# [Written instruction]
Find the lines with the string "title" and return them.

# [Data for this task]
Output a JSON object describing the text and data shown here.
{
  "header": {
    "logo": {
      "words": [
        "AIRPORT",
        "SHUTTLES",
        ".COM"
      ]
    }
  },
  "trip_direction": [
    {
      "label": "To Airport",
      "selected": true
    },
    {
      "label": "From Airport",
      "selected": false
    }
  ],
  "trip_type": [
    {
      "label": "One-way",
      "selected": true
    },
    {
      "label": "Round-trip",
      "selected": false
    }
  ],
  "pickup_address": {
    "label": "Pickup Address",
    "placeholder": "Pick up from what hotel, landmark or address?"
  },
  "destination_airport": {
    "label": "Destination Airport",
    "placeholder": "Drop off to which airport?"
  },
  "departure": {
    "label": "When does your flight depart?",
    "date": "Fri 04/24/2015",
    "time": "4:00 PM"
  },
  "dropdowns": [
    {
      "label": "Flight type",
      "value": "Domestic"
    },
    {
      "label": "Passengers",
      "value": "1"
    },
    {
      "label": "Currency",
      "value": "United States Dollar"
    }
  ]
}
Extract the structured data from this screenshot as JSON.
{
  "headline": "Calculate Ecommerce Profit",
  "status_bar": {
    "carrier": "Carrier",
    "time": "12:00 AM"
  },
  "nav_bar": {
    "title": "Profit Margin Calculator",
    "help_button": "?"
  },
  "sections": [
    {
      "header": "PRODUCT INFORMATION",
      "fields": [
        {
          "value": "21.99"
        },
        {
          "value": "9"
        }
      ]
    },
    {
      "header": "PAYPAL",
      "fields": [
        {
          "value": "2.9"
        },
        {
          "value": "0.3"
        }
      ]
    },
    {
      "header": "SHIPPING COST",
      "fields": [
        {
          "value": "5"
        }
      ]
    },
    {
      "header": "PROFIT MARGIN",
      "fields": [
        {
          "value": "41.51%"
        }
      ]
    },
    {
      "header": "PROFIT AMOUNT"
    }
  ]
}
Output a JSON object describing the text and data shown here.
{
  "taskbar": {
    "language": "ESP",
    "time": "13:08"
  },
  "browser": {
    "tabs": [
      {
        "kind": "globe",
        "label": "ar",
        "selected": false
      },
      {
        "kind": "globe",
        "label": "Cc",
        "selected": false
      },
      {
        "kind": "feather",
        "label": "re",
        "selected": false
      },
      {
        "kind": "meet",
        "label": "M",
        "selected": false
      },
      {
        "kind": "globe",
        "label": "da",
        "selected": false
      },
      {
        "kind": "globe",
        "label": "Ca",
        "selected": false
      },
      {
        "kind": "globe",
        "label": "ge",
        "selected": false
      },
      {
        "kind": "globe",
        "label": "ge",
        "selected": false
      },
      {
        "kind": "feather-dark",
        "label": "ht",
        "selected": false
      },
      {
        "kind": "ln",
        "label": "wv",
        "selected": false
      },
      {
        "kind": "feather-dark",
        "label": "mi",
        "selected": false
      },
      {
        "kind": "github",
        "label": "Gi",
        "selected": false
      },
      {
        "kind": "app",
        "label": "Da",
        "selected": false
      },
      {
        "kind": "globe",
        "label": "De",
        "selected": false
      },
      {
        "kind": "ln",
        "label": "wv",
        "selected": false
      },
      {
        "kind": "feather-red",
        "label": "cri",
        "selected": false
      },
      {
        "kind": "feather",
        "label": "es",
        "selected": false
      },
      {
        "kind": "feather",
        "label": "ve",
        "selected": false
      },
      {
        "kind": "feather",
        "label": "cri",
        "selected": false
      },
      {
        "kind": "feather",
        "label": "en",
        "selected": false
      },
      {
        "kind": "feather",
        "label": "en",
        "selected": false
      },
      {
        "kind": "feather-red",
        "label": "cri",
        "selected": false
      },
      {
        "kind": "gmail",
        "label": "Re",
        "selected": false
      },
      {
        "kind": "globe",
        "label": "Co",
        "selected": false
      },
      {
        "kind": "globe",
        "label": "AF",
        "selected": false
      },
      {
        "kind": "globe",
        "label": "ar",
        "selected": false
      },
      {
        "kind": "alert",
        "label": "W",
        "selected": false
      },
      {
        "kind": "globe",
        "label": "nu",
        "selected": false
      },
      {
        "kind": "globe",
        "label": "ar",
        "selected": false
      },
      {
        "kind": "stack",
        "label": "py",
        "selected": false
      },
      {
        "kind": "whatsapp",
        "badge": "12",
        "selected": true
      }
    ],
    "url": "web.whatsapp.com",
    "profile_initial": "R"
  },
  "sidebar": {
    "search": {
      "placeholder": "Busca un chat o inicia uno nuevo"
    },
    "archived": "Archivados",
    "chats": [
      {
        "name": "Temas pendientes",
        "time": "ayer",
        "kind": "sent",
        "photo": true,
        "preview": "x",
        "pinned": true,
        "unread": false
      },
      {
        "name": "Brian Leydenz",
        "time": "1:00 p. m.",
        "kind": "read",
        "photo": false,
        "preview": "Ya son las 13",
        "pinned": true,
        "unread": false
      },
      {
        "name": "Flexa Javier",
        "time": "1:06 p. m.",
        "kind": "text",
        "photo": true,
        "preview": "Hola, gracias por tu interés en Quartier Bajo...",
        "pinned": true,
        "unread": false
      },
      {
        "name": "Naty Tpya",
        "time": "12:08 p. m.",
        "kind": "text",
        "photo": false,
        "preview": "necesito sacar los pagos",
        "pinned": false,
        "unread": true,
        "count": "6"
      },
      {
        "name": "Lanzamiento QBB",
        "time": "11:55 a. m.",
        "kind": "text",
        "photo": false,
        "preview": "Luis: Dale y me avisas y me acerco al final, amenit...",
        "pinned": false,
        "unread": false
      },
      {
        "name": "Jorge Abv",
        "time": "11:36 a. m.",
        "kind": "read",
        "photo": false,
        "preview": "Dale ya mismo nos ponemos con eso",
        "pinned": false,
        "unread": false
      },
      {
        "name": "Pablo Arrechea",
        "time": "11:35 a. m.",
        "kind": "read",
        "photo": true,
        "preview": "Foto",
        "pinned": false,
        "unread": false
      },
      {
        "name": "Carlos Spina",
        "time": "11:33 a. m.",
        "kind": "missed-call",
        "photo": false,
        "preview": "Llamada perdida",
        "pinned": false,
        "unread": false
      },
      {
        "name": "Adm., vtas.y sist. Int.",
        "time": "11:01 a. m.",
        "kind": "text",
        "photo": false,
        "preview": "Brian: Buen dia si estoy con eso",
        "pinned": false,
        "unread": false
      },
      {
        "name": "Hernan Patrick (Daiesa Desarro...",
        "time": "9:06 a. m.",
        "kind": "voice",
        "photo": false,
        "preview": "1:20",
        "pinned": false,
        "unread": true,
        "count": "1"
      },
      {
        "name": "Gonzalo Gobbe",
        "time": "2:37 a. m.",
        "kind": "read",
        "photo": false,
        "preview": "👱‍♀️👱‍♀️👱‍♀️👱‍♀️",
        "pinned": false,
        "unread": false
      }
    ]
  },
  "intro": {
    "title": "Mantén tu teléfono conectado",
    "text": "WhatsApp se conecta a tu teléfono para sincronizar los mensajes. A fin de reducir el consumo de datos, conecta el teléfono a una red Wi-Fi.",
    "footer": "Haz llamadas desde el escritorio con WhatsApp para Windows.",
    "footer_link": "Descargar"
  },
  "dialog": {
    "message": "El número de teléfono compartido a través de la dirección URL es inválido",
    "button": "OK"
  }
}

# [Complete output]
    "title": "Profit Margin Calculator",
    "title": "Mantén tu teléfono conectado",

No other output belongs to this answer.